• [ENTRIES SUPPLIED]:
-----

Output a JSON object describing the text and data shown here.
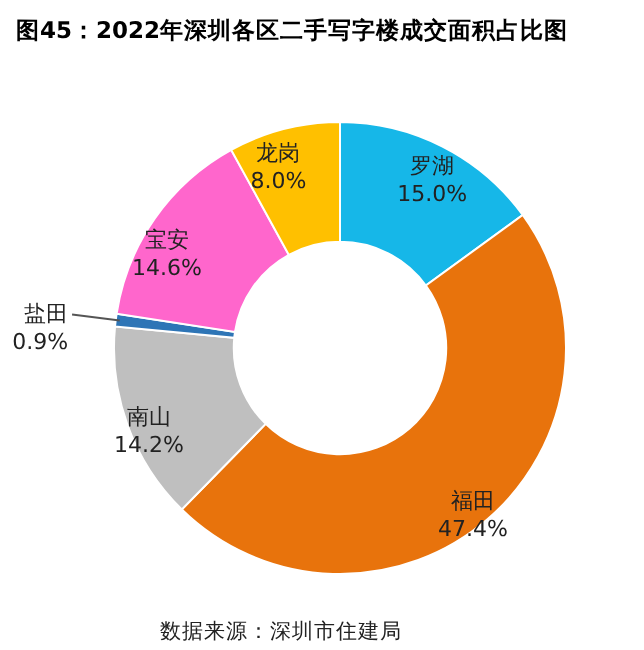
{
  "chart_data": {
    "type": "donut",
    "title": "图45：2022年深圳各区二手写字楼成交面积占比图",
    "categories": [
      "罗湖",
      "福田",
      "南山",
      "盐田",
      "宝安",
      "龙岗"
    ],
    "values": [
      15.0,
      47.4,
      14.2,
      0.9,
      14.6,
      8.0
    ],
    "value_labels": [
      "15.0%",
      "47.4%",
      "14.2%",
      "0.9%",
      "14.6%",
      "8.0%"
    ],
    "colors": [
      "#16b7e8",
      "#e8730c",
      "#bfbfbf",
      "#2e75b6",
      "#ff66cc",
      "#ffc000"
    ],
    "annotations": [
      "数据来源：深圳市住建局"
    ]
  }
}
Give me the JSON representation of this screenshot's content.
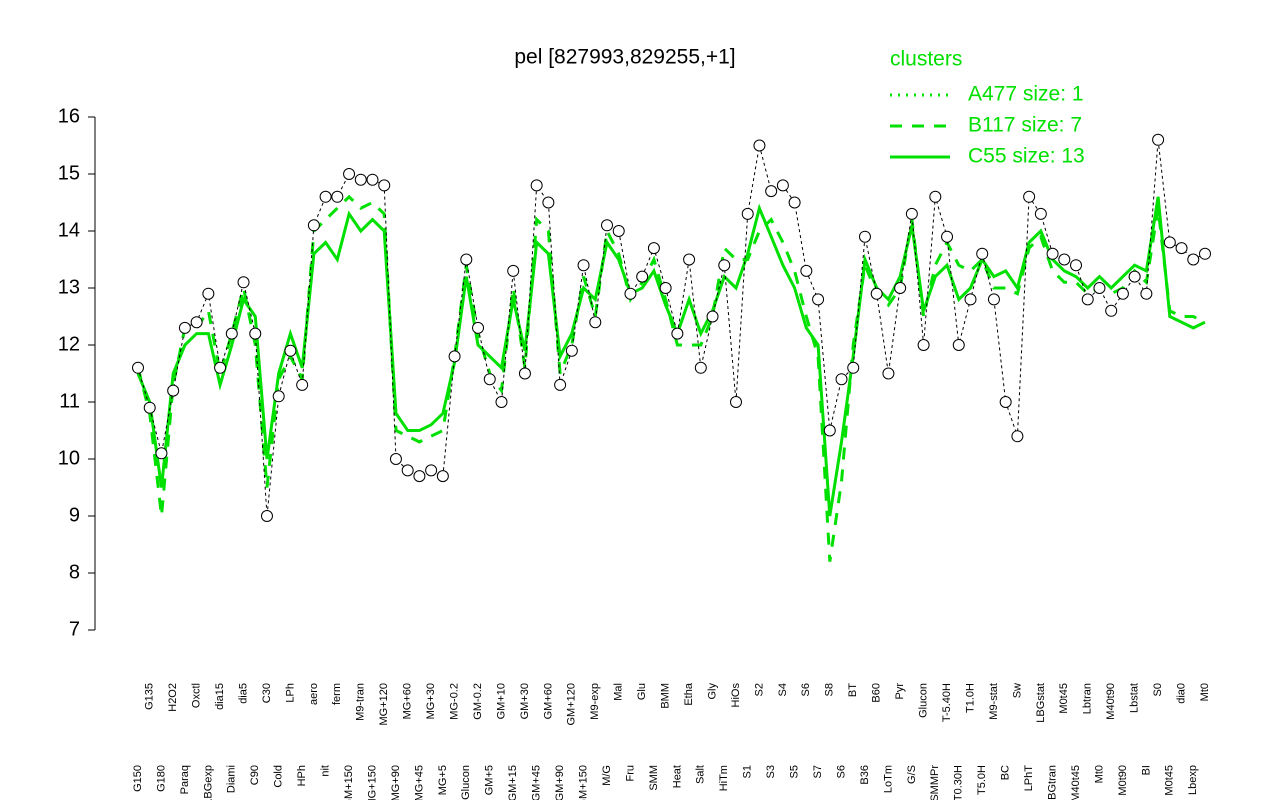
{
  "chart_data": {
    "type": "line",
    "title": "pel [827993,829255,+1]",
    "legend_title": "clusters",
    "categories": [
      "G150",
      "G135",
      "G180",
      "H2O2",
      "Paraq",
      "Oxctl",
      "LBGexp",
      "dia15",
      "Diami",
      "dia5",
      "C90",
      "C30",
      "Cold",
      "LPh",
      "HPh",
      "aero",
      "nit",
      "ferm",
      "GM+150",
      "M9-tran",
      "MG+150",
      "MG+120",
      "MG+90",
      "MG+60",
      "MG+45",
      "MG+30",
      "MG+5",
      "MG-0.2",
      "Glucon",
      "GM-0.2",
      "GM+5",
      "GM+10",
      "GM+15",
      "GM+30",
      "GM+45",
      "GM+60",
      "GM+90",
      "GM+120",
      "GM+150",
      "M9-exp",
      "M/G",
      "Mal",
      "Fru",
      "Glu",
      "SMM",
      "BMM",
      "Heat",
      "Etha",
      "Salt",
      "Gly",
      "HiTm",
      "HiOs",
      "S1",
      "S2",
      "S3",
      "S4",
      "S5",
      "S6",
      "S7",
      "S8",
      "S6",
      "BT",
      "B36",
      "B60",
      "LoTm",
      "Pyr",
      "G/S",
      "Glucon",
      "SMMPr",
      "T-5.40H",
      "T0.30H",
      "T1.0H",
      "T5.0H",
      "M9-stat",
      "BC",
      "Sw",
      "LPhT",
      "LBGstat",
      "LBGtran",
      "M0t45",
      "M40t45",
      "Lbtran",
      "Mt0",
      "M40t90",
      "M0t90",
      "Lbstat",
      "BI",
      "S0",
      "M0t45",
      "dia0",
      "Lbexp",
      "Mt0"
    ],
    "values": [
      11.6,
      10.9,
      10.1,
      11.2,
      12.3,
      12.4,
      12.9,
      11.6,
      12.2,
      13.1,
      12.2,
      9.0,
      11.1,
      11.9,
      11.3,
      14.1,
      14.6,
      14.6,
      15.0,
      14.9,
      14.9,
      14.8,
      10.0,
      9.8,
      9.7,
      9.8,
      9.7,
      11.8,
      13.5,
      12.3,
      11.4,
      11.0,
      13.3,
      11.5,
      14.8,
      14.5,
      11.3,
      11.9,
      13.4,
      12.4,
      14.1,
      14.0,
      12.9,
      13.2,
      13.7,
      13.0,
      12.2,
      13.5,
      11.6,
      12.5,
      13.4,
      11.0,
      14.3,
      15.5,
      14.7,
      14.8,
      14.5,
      13.3,
      12.8,
      10.5,
      11.4,
      11.6,
      13.9,
      12.9,
      11.5,
      13.0,
      14.3,
      12.0,
      14.6,
      13.9,
      12.0,
      12.8,
      13.6,
      12.8,
      11.0,
      10.4,
      14.6,
      14.3,
      13.6,
      13.5,
      13.4,
      12.8,
      13.0,
      12.6,
      12.9,
      13.2,
      12.9,
      15.6,
      13.8,
      13.7,
      13.5,
      13.6
    ],
    "point_color": "#000000",
    "series": [
      {
        "name": "A477 size: 1",
        "color": "#00e000",
        "dash": "dotted",
        "values": [
          null,
          null,
          null,
          null,
          null,
          null,
          null,
          null,
          null,
          null,
          null,
          null,
          null,
          null,
          null,
          null,
          null,
          null,
          null,
          null,
          null,
          null,
          null,
          null,
          null,
          null,
          null,
          null,
          null,
          null,
          null,
          null,
          null,
          null,
          null,
          null,
          null,
          null,
          null,
          null,
          null,
          null,
          null,
          null,
          null,
          null,
          null,
          null,
          null,
          null,
          null,
          null,
          null,
          null,
          null,
          null,
          null,
          null,
          null,
          null,
          null,
          null,
          null,
          null,
          null,
          null,
          null,
          null,
          null,
          null,
          null,
          null,
          null,
          null,
          null,
          null,
          null,
          null,
          null,
          null,
          null,
          null,
          null,
          null,
          null,
          null,
          null,
          null,
          null,
          null,
          null,
          null
        ]
      },
      {
        "name": "B117 size: 7",
        "color": "#00e000",
        "dash": "dashed",
        "values": [
          11.6,
          10.8,
          9.0,
          11.3,
          12.3,
          12.3,
          12.6,
          11.5,
          12.2,
          13.0,
          12.0,
          9.5,
          11.4,
          11.8,
          11.4,
          14.0,
          14.2,
          14.4,
          14.6,
          14.4,
          14.5,
          14.3,
          10.5,
          10.4,
          10.3,
          10.4,
          10.5,
          11.8,
          13.4,
          12.2,
          11.5,
          11.2,
          13.0,
          11.6,
          14.2,
          14.0,
          11.5,
          12.0,
          13.2,
          12.5,
          14.0,
          13.6,
          12.8,
          13.1,
          13.5,
          12.8,
          12.0,
          12.0,
          12.0,
          12.5,
          13.7,
          13.5,
          13.5,
          14.0,
          14.2,
          13.8,
          13.3,
          12.5,
          11.8,
          8.2,
          9.6,
          12.0,
          13.4,
          12.9,
          12.7,
          13.0,
          14.2,
          12.5,
          13.4,
          13.8,
          13.4,
          13.3,
          13.5,
          13.0,
          13.0,
          12.9,
          13.7,
          13.9,
          13.3,
          13.1,
          13.1,
          12.9,
          13.0,
          12.9,
          13.0,
          13.3,
          13.1,
          14.4,
          12.6,
          12.5,
          12.5,
          12.4
        ]
      },
      {
        "name": "C55 size: 13",
        "color": "#00e000",
        "dash": "solid",
        "values": [
          11.5,
          11.0,
          9.5,
          11.5,
          12.0,
          12.2,
          12.2,
          11.3,
          12.0,
          12.8,
          12.5,
          10.0,
          11.5,
          12.2,
          11.6,
          13.6,
          13.8,
          13.5,
          14.3,
          14.0,
          14.2,
          14.0,
          10.8,
          10.5,
          10.5,
          10.6,
          10.8,
          11.7,
          13.2,
          12.0,
          11.8,
          11.6,
          12.8,
          11.9,
          13.8,
          13.6,
          11.8,
          12.2,
          13.0,
          12.8,
          13.8,
          13.5,
          12.9,
          13.0,
          13.3,
          12.7,
          12.2,
          12.8,
          12.2,
          12.6,
          13.2,
          13.0,
          13.6,
          14.4,
          13.9,
          13.4,
          13.0,
          12.3,
          12.0,
          9.0,
          10.3,
          11.8,
          13.5,
          13.0,
          12.8,
          13.2,
          14.1,
          12.6,
          13.2,
          13.4,
          12.8,
          13.0,
          13.5,
          13.2,
          13.3,
          13.0,
          13.8,
          14.0,
          13.5,
          13.3,
          13.2,
          13.0,
          13.2,
          13.0,
          13.2,
          13.4,
          13.3,
          14.6,
          12.5,
          12.4,
          12.3,
          12.4
        ]
      }
    ],
    "ylim": [
      7,
      16
    ],
    "yticks": [
      7,
      8,
      9,
      10,
      11,
      12,
      13,
      14,
      15,
      16
    ]
  }
}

-----

• [EXERCISE DIRECTIONS]: Quote the preceding listing precisely and completely, omitting its images.

• [THE COMPLETED TASK]:
Output a JSON object describing the text and data shown here.
{
  "chart_data": {
    "type": "donut",
    "title": "图45：2022年深圳各区二手写字楼成交面积占比图",
    "categories": [
      "罗湖",
      "福田",
      "南山",
      "盐田",
      "宝安",
      "龙岗"
    ],
    "values": [
      15.0,
      47.4,
      14.2,
      0.9,
      14.6,
      8.0
    ],
    "value_labels": [
      "15.0%",
      "47.4%",
      "14.2%",
      "0.9%",
      "14.6%",
      "8.0%"
    ],
    "colors": [
      "#16b7e8",
      "#e8730c",
      "#bfbfbf",
      "#2e75b6",
      "#ff66cc",
      "#ffc000"
    ],
    "annotations": [
      "数据来源：深圳市住建局"
    ]
  }
}
Give me the JSON representation of this screenshot's content.
{
  "chart_data": {
    "type": "line",
    "title": "pel [827993,829255,+1]",
    "legend_title": "clusters",
    "categories": [
      "G150",
      "G135",
      "G180",
      "H2O2",
      "Paraq",
      "Oxctl",
      "LBGexp",
      "dia15",
      "Diami",
      "dia5",
      "C90",
      "C30",
      "Cold",
      "LPh",
      "HPh",
      "aero",
      "nit",
      "ferm",
      "GM+150",
      "M9-tran",
      "MG+150",
      "MG+120",
      "MG+90",
      "MG+60",
      "MG+45",
      "MG+30",
      "MG+5",
      "MG-0.2",
      "Glucon",
      "GM-0.2",
      "GM+5",
      "GM+10",
      "GM+15",
      "GM+30",
      "GM+45",
      "GM+60",
      "GM+90",
      "GM+120",
      "GM+150",
      "M9-exp",
      "M/G",
      "Mal",
      "Fru",
      "Glu",
      "SMM",
      "BMM",
      "Heat",
      "Etha",
      "Salt",
      "Gly",
      "HiTm",
      "HiOs",
      "S1",
      "S2",
      "S3",
      "S4",
      "S5",
      "S6",
      "S7",
      "S8",
      "S6",
      "BT",
      "B36",
      "B60",
      "LoTm",
      "Pyr",
      "G/S",
      "Glucon",
      "SMMPr",
      "T-5.40H",
      "T0.30H",
      "T1.0H",
      "T5.0H",
      "M9-stat",
      "BC",
      "Sw",
      "LPhT",
      "LBGstat",
      "LBGtran",
      "M0t45",
      "M40t45",
      "Lbtran",
      "Mt0",
      "M40t90",
      "M0t90",
      "Lbstat",
      "BI",
      "S0",
      "M0t45",
      "dia0",
      "Lbexp",
      "Mt0"
    ],
    "values": [
      11.6,
      10.9,
      10.1,
      11.2,
      12.3,
      12.4,
      12.9,
      11.6,
      12.2,
      13.1,
      12.2,
      9.0,
      11.1,
      11.9,
      11.3,
      14.1,
      14.6,
      14.6,
      15.0,
      14.9,
      14.9,
      14.8,
      10.0,
      9.8,
      9.7,
      9.8,
      9.7,
      11.8,
      13.5,
      12.3,
      11.4,
      11.0,
      13.3,
      11.5,
      14.8,
      14.5,
      11.3,
      11.9,
      13.4,
      12.4,
      14.1,
      14.0,
      12.9,
      13.2,
      13.7,
      13.0,
      12.2,
      13.5,
      11.6,
      12.5,
      13.4,
      11.0,
      14.3,
      15.5,
      14.7,
      14.8,
      14.5,
      13.3,
      12.8,
      10.5,
      11.4,
      11.6,
      13.9,
      12.9,
      11.5,
      13.0,
      14.3,
      12.0,
      14.6,
      13.9,
      12.0,
      12.8,
      13.6,
      12.8,
      11.0,
      10.4,
      14.6,
      14.3,
      13.6,
      13.5,
      13.4,
      12.8,
      13.0,
      12.6,
      12.9,
      13.2,
      12.9,
      15.6,
      13.8,
      13.7,
      13.5,
      13.6
    ],
    "point_color": "#000000",
    "series": [
      {
        "name": "A477 size: 1",
        "color": "#00e000",
        "dash": "dotted",
        "values": [
          null,
          null,
          null,
          null,
          null,
          null,
          null,
          null,
          null,
          null,
          null,
          null,
          null,
          null,
          null,
          null,
          null,
          null,
          null,
          null,
          null,
          null,
          null,
          null,
          null,
          null,
          null,
          null,
          null,
          null,
          null,
          null,
          null,
          null,
          null,
          null,
          null,
          null,
          null,
          null,
          null,
          null,
          null,
          null,
          null,
          null,
          null,
          null,
          null,
          null,
          null,
          null,
          null,
          null,
          null,
          null,
          null,
          null,
          null,
          null,
          null,
          null,
          null,
          null,
          null,
          null,
          null,
          null,
          null,
          null,
          null,
          null,
          null,
          null,
          null,
          null,
          null,
          null,
          null,
          null,
          null,
          null,
          null,
          null,
          null,
          null,
          null,
          null,
          null,
          null,
          null,
          null
        ]
      },
      {
        "name": "B117 size: 7",
        "color": "#00e000",
        "dash": "dashed",
        "values": [
          11.6,
          10.8,
          9.0,
          11.3,
          12.3,
          12.3,
          12.6,
          11.5,
          12.2,
          13.0,
          12.0,
          9.5,
          11.4,
          11.8,
          11.4,
          14.0,
          14.2,
          14.4,
          14.6,
          14.4,
          14.5,
          14.3,
          10.5,
          10.4,
          10.3,
          10.4,
          10.5,
          11.8,
          13.4,
          12.2,
          11.5,
          11.2,
          13.0,
          11.6,
          14.2,
          14.0,
          11.5,
          12.0,
          13.2,
          12.5,
          14.0,
          13.6,
          12.8,
          13.1,
          13.5,
          12.8,
          12.0,
          12.0,
          12.0,
          12.5,
          13.7,
          13.5,
          13.5,
          14.0,
          14.2,
          13.8,
          13.3,
          12.5,
          11.8,
          8.2,
          9.6,
          12.0,
          13.4,
          12.9,
          12.7,
          13.0,
          14.2,
          12.5,
          13.4,
          13.8,
          13.4,
          13.3,
          13.5,
          13.0,
          13.0,
          12.9,
          13.7,
          13.9,
          13.3,
          13.1,
          13.1,
          12.9,
          13.0,
          12.9,
          13.0,
          13.3,
          13.1,
          14.4,
          12.6,
          12.5,
          12.5,
          12.4
        ]
      },
      {
        "name": "C55 size: 13",
        "color": "#00e000",
        "dash": "solid",
        "values": [
          11.5,
          11.0,
          9.5,
          11.5,
          12.0,
          12.2,
          12.2,
          11.3,
          12.0,
          12.8,
          12.5,
          10.0,
          11.5,
          12.2,
          11.6,
          13.6,
          13.8,
          13.5,
          14.3,
          14.0,
          14.2,
          14.0,
          10.8,
          10.5,
          10.5,
          10.6,
          10.8,
          11.7,
          13.2,
          12.0,
          11.8,
          11.6,
          12.8,
          11.9,
          13.8,
          13.6,
          11.8,
          12.2,
          13.0,
          12.8,
          13.8,
          13.5,
          12.9,
          13.0,
          13.3,
          12.7,
          12.2,
          12.8,
          12.2,
          12.6,
          13.2,
          13.0,
          13.6,
          14.4,
          13.9,
          13.4,
          13.0,
          12.3,
          12.0,
          9.0,
          10.3,
          11.8,
          13.5,
          13.0,
          12.8,
          13.2,
          14.1,
          12.6,
          13.2,
          13.4,
          12.8,
          13.0,
          13.5,
          13.2,
          13.3,
          13.0,
          13.8,
          14.0,
          13.5,
          13.3,
          13.2,
          13.0,
          13.2,
          13.0,
          13.2,
          13.4,
          13.3,
          14.6,
          12.5,
          12.4,
          12.3,
          12.4
        ]
      }
    ],
    "ylim": [
      7,
      16
    ],
    "yticks": [
      7,
      8,
      9,
      10,
      11,
      12,
      13,
      14,
      15,
      16
    ]
  }
}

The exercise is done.